**Task material**
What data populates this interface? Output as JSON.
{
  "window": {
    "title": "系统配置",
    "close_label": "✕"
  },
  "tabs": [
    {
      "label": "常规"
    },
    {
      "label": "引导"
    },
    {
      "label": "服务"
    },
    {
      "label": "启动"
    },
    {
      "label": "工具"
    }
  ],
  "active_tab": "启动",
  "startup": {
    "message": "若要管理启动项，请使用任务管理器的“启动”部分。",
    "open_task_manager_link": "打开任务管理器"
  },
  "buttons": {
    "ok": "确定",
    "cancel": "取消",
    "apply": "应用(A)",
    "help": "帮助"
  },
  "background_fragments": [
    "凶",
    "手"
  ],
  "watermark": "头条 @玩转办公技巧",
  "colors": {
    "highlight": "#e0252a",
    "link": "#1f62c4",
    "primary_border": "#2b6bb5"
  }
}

**Prompt**
Repeat back the data above, exact to the last character.

**Solution to the problem**
What data populates this interface? Output as JSON.
{
  "window": {
    "title": "系统配置",
    "close_label": "✕"
  },
  "tabs": [
    {
      "label": "常规"
    },
    {
      "label": "引导"
    },
    {
      "label": "服务"
    },
    {
      "label": "启动"
    },
    {
      "label": "工具"
    }
  ],
  "active_tab": "启动",
  "startup": {
    "message": "若要管理启动项，请使用任务管理器的“启动”部分。",
    "open_task_manager_link": "打开任务管理器"
  },
  "buttons": {
    "ok": "确定",
    "cancel": "取消",
    "apply": "应用(A)",
    "help": "帮助"
  },
  "background_fragments": [
    "凶",
    "手"
  ],
  "watermark": "头条 @玩转办公技巧",
  "colors": {
    "highlight": "#e0252a",
    "link": "#1f62c4",
    "primary_border": "#2b6bb5"
  }
}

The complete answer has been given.